REQUIREMENT >> Write out every record below exactly as it appears.
----- ROWS
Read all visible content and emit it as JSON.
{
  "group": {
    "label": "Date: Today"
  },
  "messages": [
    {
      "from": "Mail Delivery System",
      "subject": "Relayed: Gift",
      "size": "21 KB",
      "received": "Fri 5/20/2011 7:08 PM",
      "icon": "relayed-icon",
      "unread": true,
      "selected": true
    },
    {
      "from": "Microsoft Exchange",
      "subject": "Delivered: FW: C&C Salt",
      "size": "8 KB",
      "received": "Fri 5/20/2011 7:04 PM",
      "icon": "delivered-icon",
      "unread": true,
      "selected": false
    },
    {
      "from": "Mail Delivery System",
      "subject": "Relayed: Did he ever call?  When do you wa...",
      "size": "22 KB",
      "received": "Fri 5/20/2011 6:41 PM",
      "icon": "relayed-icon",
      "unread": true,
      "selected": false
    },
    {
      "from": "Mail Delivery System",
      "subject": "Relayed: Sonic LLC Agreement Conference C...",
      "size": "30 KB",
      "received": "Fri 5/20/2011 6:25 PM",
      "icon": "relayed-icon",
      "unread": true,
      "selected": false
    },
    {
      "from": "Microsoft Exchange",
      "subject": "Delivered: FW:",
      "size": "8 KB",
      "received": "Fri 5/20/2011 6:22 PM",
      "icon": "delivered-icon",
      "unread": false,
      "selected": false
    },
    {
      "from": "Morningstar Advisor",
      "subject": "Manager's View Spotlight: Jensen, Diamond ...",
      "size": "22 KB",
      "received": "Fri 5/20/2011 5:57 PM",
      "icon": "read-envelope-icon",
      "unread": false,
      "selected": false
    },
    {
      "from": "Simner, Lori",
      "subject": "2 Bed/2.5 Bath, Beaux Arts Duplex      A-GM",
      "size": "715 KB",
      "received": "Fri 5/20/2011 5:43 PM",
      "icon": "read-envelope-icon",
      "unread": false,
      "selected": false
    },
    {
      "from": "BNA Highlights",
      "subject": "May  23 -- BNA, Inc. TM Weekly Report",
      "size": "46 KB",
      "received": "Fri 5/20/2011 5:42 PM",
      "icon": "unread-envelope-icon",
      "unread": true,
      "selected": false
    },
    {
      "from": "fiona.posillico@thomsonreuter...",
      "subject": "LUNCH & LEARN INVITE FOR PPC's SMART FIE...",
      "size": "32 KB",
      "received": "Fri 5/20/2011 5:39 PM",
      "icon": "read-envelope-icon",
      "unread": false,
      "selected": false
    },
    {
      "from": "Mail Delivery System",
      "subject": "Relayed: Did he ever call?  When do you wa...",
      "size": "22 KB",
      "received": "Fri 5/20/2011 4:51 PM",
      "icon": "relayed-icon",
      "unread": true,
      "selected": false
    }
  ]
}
----------
CORRECT RESULT >>
Read all visible content and emit it as JSON.
{
  "group": {
    "label": "Date: Today"
  },
  "messages": [
    {
      "from": "Mail Delivery System",
      "subject": "Relayed: Gift",
      "size": "21 KB",
      "received": "Fri 5/20/2011 7:08 PM",
      "icon": "relayed-icon",
      "unread": true,
      "selected": true
    },
    {
      "from": "Microsoft Exchange",
      "subject": "Delivered: FW: C&C Salt",
      "size": "8 KB",
      "received": "Fri 5/20/2011 7:04 PM",
      "icon": "delivered-icon",
      "unread": true,
      "selected": false
    },
    {
      "from": "Mail Delivery System",
      "subject": "Relayed: Did he ever call?  When do you wa...",
      "size": "22 KB",
      "received": "Fri 5/20/2011 6:41 PM",
      "icon": "relayed-icon",
      "unread": true,
      "selected": false
    },
    {
      "from": "Mail Delivery System",
      "subject": "Relayed: Sonic LLC Agreement Conference C...",
      "size": "30 KB",
      "received": "Fri 5/20/2011 6:25 PM",
      "icon": "relayed-icon",
      "unread": true,
      "selected": false
    },
    {
      "from": "Microsoft Exchange",
      "subject": "Delivered: FW:",
      "size": "8 KB",
      "received": "Fri 5/20/2011 6:22 PM",
      "icon": "delivered-icon",
      "unread": false,
      "selected": false
    },
    {
      "from": "Morningstar Advisor",
      "subject": "Manager's View Spotlight: Jensen, Diamond ...",
      "size": "22 KB",
      "received": "Fri 5/20/2011 5:57 PM",
      "icon": "read-envelope-icon",
      "unread": false,
      "selected": false
    },
    {
      "from": "Simner, Lori",
      "subject": "2 Bed/2.5 Bath, Beaux Arts Duplex      A-GM",
      "size": "715 KB",
      "received": "Fri 5/20/2011 5:43 PM",
      "icon": "read-envelope-icon",
      "unread": false,
      "selected": false
    },
    {
      "from": "BNA Highlights",
      "subject": "May  23 -- BNA, Inc. TM Weekly Report",
      "size": "46 KB",
      "received": "Fri 5/20/2011 5:42 PM",
      "icon": "unread-envelope-icon",
      "unread": true,
      "selected": false
    },
    {
      "from": "fiona.posillico@thomsonreuter...",
      "subject": "LUNCH & LEARN INVITE FOR PPC's SMART FIE...",
      "size": "32 KB",
      "received": "Fri 5/20/2011 5:39 PM",
      "icon": "read-envelope-icon",
      "unread": false,
      "selected": false
    },
    {
      "from": "Mail Delivery System",
      "subject": "Relayed: Did he ever call?  When do you wa...",
      "size": "22 KB",
      "received": "Fri 5/20/2011 4:51 PM",
      "icon": "relayed-icon",
      "unread": true,
      "selected": false
    }
  ]
}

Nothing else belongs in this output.